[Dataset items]
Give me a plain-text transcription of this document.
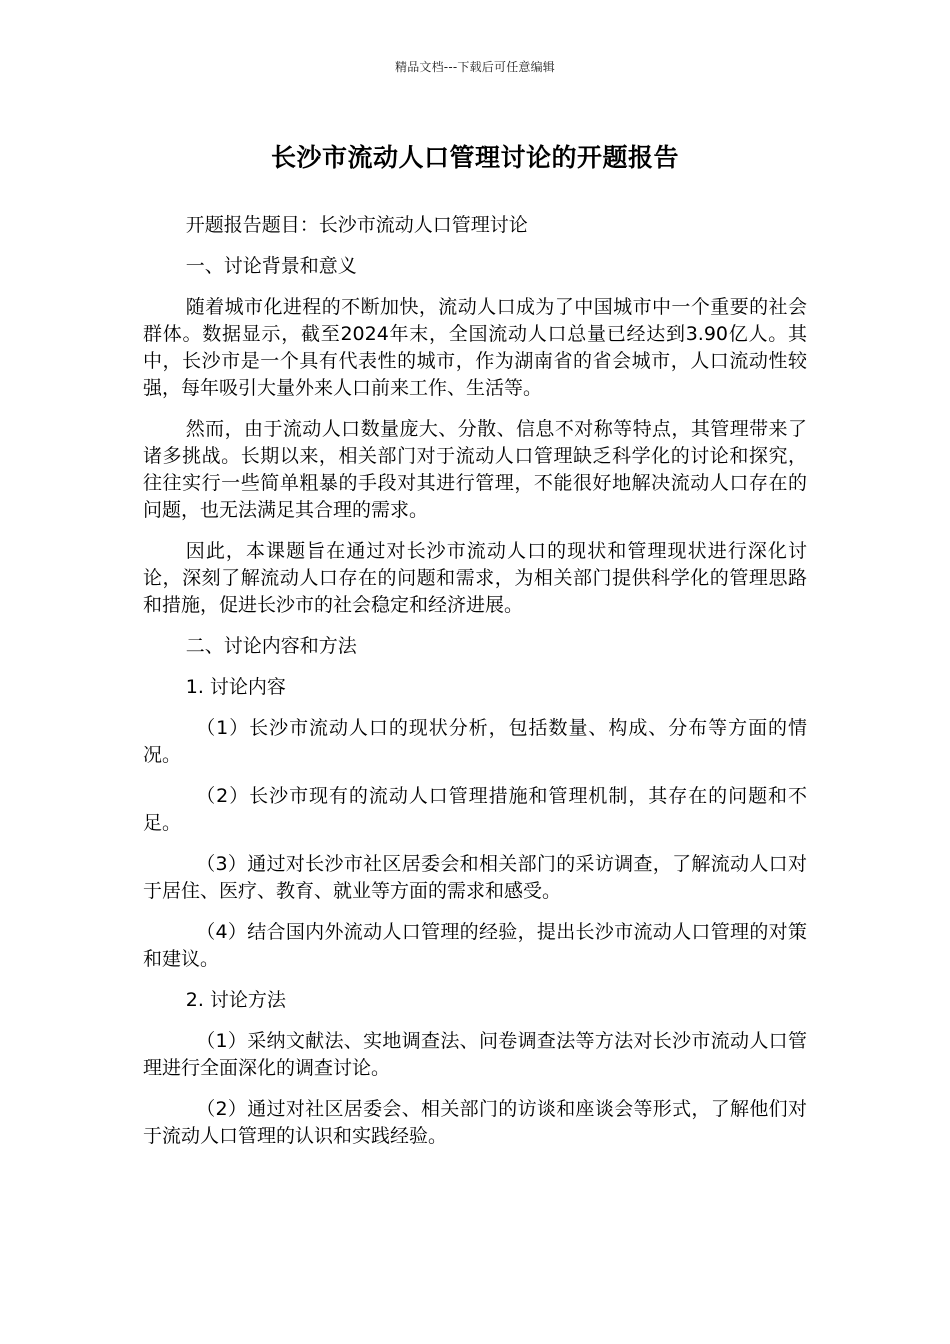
精品文档---下载后可任意编辑
长沙市流动人口管理讨论的开题报告

开题报告题目：长沙市流动人口管理讨论

一、讨论背景和意义

随着城市化进程的不断加快，流动人口成为了中国城市中一个重要的社会群体。数据显示，截至2024年末，全国流动人口总量已经达到3.90亿人。其中，长沙市是一个具有代表性的城市，作为湖南省的省会城市，人口流动性较强，每年吸引大量外来人口前来工作、生活等。

然而，由于流动人口数量庞大、分散、信息不对称等特点，其管理带来了诸多挑战。长期以来，相关部门对于流动人口管理缺乏科学化的讨论和探究，往往实行一些简单粗暴的手段对其进行管理，不能很好地解决流动人口存在的问题，也无法满足其合理的需求。

因此，本课题旨在通过对长沙市流动人口的现状和管理现状进行深化讨论，深刻了解流动人口存在的问题和需求，为相关部门提供科学化的管理思路和措施，促进长沙市的社会稳定和经济进展。

二、讨论内容和方法

1. 讨论内容

（1）长沙市流动人口的现状分析，包括数量、构成、分布等方面的情况。

（2）长沙市现有的流动人口管理措施和管理机制，其存在的问题和不足。

（3）通过对长沙市社区居委会和相关部门的采访调查，了解流动人口对于居住、医疗、教育、就业等方面的需求和感受。

（4）结合国内外流动人口管理的经验，提出长沙市流动人口管理的对策和建议。

2. 讨论方法

（1）采纳文献法、实地调查法、问卷调查法等方法对长沙市流动人口管理进行全面深化的调查讨论。

（2）通过对社区居委会、相关部门的访谈和座谈会等形式，了解他们对于流动人口管理的认识和实践经验。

# EXERCISE
The records above should be reproduced exactly, with no pictures included.

# ANSWER IN FULL
Give me a plain-text transcription of this document.
精品文档---下载后可任意编辑
长沙市流动人口管理讨论的开题报告

开题报告题目：长沙市流动人口管理讨论

一、讨论背景和意义

随着城市化进程的不断加快，流动人口成为了中国城市中一个重要的社会群体。数据显示，截至2024年末，全国流动人口总量已经达到3.90亿人。其中，长沙市是一个具有代表性的城市，作为湖南省的省会城市，人口流动性较强，每年吸引大量外来人口前来工作、生活等。

然而，由于流动人口数量庞大、分散、信息不对称等特点，其管理带来了诸多挑战。长期以来，相关部门对于流动人口管理缺乏科学化的讨论和探究，往往实行一些简单粗暴的手段对其进行管理，不能很好地解决流动人口存在的问题，也无法满足其合理的需求。

因此，本课题旨在通过对长沙市流动人口的现状和管理现状进行深化讨论，深刻了解流动人口存在的问题和需求，为相关部门提供科学化的管理思路和措施，促进长沙市的社会稳定和经济进展。

二、讨论内容和方法

1. 讨论内容

（1）长沙市流动人口的现状分析，包括数量、构成、分布等方面的情况。

（2）长沙市现有的流动人口管理措施和管理机制，其存在的问题和不足。

（3）通过对长沙市社区居委会和相关部门的采访调查，了解流动人口对于居住、医疗、教育、就业等方面的需求和感受。

（4）结合国内外流动人口管理的经验，提出长沙市流动人口管理的对策和建议。

2. 讨论方法

（1）采纳文献法、实地调查法、问卷调查法等方法对长沙市流动人口管理进行全面深化的调查讨论。

（2）通过对社区居委会、相关部门的访谈和座谈会等形式，了解他们对于流动人口管理的认识和实践经验。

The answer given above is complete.